[Document layout detection data]
━━━━━━━━━━━━━━━━━━━━
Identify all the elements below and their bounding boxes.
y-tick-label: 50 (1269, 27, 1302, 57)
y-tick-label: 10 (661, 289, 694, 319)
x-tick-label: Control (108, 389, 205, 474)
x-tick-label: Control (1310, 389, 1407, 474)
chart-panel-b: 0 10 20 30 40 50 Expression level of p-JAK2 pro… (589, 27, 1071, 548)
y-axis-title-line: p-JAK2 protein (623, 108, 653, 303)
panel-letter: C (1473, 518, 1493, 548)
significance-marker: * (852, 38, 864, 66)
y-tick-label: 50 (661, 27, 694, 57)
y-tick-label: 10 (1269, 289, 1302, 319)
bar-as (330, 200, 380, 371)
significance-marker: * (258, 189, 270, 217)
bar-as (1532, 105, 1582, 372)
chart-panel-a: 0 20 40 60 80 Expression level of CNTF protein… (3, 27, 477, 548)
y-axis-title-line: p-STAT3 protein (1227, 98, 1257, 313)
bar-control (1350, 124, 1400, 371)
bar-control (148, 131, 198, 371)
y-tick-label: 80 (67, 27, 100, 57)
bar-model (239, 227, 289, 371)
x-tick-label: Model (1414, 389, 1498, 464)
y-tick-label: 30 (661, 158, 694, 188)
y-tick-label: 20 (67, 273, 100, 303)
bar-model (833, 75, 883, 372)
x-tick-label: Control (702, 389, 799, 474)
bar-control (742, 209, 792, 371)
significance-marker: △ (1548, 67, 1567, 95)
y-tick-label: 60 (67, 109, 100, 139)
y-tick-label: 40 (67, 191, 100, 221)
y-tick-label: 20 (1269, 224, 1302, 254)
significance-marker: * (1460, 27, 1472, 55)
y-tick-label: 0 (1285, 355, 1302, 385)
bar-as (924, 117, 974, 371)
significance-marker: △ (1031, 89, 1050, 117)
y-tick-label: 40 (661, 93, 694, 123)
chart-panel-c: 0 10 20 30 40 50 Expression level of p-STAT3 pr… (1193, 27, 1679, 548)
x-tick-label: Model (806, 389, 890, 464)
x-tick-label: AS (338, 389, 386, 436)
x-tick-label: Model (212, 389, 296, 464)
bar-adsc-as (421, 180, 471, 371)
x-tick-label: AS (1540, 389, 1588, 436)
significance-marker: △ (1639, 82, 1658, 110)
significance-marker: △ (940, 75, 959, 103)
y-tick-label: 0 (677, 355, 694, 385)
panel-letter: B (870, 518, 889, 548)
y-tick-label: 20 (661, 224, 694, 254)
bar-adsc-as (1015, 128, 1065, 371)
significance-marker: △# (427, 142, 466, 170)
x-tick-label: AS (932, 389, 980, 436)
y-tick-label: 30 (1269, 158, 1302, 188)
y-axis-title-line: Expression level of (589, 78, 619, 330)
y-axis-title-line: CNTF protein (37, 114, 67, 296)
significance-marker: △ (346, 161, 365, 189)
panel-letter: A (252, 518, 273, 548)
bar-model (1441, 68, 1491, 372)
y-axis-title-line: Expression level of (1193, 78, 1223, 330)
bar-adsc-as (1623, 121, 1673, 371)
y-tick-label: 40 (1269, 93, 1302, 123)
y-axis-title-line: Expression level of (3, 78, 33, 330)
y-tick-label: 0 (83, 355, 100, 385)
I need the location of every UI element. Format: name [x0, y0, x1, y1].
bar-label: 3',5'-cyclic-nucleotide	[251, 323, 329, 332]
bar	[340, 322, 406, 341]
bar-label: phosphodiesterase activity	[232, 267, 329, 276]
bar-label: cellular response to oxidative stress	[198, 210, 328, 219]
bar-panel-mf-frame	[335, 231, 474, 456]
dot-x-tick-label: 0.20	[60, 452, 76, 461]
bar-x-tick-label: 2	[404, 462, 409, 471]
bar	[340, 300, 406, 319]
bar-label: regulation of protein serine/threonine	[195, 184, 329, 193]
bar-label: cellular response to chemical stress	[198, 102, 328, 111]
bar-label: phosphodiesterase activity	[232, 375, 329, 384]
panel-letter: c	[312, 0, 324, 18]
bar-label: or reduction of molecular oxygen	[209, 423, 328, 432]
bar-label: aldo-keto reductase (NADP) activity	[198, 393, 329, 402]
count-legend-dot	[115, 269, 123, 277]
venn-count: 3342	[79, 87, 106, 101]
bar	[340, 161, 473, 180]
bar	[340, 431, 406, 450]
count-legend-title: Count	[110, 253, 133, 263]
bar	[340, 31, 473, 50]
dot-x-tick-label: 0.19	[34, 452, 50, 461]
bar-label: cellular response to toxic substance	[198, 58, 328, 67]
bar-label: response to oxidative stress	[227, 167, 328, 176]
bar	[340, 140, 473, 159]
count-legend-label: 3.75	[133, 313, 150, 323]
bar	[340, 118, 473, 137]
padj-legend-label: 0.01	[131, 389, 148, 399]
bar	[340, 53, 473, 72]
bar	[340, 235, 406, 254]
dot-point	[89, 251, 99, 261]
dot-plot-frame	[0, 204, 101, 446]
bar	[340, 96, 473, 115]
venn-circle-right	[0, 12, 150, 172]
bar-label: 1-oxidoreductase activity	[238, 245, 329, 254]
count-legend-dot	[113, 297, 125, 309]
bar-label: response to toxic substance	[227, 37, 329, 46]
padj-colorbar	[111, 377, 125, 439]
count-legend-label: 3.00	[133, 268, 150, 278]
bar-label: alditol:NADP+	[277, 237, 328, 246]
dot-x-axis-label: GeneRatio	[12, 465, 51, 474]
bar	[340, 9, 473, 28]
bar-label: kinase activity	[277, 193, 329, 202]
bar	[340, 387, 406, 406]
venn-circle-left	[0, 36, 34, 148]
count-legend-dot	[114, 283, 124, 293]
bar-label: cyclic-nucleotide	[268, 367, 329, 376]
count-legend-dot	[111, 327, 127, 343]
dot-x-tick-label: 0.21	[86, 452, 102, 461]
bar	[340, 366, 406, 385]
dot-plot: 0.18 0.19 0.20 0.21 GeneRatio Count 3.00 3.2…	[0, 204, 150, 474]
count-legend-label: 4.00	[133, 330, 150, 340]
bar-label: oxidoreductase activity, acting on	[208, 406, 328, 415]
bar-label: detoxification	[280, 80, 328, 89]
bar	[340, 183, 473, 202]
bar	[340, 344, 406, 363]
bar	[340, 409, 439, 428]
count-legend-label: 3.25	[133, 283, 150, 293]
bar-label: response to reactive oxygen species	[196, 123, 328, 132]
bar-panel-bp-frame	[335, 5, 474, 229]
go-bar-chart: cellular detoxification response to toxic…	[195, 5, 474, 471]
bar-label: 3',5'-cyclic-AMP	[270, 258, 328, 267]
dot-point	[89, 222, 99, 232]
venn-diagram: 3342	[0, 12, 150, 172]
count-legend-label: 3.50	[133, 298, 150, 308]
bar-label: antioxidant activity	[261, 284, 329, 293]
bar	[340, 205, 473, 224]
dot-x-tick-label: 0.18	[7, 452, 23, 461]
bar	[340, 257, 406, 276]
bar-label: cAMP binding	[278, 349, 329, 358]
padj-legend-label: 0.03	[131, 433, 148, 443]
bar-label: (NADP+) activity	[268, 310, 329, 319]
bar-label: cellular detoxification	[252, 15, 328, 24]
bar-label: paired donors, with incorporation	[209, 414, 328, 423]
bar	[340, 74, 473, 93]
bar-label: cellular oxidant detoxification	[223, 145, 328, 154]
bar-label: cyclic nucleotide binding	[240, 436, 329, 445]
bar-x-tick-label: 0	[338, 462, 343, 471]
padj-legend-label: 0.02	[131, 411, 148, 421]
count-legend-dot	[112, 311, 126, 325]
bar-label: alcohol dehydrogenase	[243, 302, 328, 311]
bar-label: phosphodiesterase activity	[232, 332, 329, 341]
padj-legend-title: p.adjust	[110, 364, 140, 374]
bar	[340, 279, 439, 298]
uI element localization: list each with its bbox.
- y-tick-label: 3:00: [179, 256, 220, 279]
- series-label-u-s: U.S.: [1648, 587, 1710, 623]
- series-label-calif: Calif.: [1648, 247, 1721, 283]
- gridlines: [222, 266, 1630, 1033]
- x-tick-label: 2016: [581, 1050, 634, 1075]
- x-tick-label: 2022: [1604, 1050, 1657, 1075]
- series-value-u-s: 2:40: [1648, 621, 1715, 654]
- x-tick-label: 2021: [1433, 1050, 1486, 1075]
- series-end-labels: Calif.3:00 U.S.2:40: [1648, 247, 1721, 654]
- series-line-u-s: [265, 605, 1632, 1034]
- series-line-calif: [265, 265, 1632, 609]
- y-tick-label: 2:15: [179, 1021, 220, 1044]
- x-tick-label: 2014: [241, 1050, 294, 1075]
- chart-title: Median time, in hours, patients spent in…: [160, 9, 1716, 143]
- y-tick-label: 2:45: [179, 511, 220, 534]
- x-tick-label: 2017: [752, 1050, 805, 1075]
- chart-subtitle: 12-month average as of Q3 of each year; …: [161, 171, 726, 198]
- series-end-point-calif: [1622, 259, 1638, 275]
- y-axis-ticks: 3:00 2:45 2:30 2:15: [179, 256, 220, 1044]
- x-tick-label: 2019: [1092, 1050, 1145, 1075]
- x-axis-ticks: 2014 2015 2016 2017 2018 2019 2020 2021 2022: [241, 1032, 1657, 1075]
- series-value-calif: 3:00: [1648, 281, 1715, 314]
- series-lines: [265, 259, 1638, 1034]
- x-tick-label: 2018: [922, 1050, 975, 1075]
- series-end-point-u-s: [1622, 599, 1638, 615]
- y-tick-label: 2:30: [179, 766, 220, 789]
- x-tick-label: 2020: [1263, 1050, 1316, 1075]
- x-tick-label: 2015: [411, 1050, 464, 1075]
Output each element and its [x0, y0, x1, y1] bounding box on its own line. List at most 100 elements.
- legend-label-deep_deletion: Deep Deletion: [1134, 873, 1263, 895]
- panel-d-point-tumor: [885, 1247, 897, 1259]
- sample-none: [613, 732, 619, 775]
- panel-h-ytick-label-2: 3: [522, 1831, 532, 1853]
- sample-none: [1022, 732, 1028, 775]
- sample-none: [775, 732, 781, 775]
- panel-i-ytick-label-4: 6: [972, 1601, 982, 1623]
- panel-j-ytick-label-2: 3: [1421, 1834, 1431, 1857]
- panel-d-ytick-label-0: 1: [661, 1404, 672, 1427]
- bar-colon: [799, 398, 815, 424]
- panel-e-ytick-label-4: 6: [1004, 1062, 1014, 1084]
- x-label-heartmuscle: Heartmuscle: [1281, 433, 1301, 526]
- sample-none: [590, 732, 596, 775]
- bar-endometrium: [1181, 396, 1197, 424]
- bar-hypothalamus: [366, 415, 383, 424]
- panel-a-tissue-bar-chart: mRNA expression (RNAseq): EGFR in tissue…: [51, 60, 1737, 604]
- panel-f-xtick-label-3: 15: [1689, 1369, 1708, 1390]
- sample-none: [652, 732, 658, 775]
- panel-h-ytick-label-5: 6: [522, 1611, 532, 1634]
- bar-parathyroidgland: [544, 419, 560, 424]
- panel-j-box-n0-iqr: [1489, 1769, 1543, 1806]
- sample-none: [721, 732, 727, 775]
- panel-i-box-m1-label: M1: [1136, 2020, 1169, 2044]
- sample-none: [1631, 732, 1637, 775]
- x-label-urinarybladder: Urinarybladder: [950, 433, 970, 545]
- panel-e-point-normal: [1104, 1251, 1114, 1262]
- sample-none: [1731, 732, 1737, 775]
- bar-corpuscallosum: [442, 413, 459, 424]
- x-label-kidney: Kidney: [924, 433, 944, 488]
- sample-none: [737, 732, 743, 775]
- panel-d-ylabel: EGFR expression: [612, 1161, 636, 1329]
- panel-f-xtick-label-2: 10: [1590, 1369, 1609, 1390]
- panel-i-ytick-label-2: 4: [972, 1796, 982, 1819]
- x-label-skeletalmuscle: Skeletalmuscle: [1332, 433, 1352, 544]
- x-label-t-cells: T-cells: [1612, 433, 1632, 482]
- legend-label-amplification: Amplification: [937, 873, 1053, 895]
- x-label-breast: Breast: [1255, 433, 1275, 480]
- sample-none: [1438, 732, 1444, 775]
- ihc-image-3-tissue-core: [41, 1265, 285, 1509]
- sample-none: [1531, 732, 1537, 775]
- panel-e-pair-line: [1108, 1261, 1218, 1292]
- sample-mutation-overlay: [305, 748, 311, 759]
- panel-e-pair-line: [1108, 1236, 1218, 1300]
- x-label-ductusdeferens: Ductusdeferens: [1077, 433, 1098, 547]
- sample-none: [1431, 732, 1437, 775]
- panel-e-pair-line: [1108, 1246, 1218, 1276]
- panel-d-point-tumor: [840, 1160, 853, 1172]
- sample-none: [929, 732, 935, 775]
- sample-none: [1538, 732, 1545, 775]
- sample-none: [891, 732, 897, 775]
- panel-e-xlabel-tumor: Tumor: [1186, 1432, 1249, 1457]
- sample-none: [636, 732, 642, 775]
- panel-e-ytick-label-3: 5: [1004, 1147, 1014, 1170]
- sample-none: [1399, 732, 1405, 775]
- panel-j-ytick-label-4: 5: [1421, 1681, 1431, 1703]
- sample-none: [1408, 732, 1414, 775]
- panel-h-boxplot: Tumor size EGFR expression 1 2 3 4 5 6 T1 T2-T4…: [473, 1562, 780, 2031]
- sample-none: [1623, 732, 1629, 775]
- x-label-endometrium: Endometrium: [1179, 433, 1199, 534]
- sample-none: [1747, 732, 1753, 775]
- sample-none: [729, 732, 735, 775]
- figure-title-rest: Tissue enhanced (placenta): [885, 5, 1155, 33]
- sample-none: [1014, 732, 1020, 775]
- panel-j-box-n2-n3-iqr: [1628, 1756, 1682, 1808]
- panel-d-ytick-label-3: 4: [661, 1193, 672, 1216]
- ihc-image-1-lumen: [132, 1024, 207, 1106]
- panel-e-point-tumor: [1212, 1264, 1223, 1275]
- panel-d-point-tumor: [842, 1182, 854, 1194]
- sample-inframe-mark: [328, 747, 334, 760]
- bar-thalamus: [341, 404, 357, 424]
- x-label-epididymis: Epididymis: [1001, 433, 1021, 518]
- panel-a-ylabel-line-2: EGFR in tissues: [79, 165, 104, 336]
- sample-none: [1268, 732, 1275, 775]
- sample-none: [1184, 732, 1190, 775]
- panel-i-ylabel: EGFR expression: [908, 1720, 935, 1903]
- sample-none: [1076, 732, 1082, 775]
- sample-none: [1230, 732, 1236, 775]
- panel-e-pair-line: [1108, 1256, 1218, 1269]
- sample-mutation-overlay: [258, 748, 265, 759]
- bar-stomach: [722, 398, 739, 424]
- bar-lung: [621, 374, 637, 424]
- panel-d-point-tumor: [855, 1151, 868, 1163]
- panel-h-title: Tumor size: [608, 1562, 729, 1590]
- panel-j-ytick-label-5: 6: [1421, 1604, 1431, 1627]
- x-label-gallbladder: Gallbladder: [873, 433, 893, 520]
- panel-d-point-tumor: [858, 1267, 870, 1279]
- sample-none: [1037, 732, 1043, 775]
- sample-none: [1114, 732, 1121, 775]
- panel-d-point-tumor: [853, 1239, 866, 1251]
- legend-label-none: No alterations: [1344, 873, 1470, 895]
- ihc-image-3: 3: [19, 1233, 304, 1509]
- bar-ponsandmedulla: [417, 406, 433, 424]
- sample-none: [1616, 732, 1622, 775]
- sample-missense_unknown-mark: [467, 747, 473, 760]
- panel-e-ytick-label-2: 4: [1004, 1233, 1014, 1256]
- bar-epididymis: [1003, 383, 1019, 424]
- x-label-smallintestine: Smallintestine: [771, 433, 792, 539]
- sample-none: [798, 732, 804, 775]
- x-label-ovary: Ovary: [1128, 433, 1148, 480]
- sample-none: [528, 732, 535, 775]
━━━━━━━━━━━━━━━━━━━━
Which lines of the records contain the word "CNTF"? Copy each of them.

chart-panel-a: 0 20 40 60 80 Expression level of CNTF protein… (3, 27, 477, 548)
y-axis-title-line: CNTF protein (37, 114, 67, 296)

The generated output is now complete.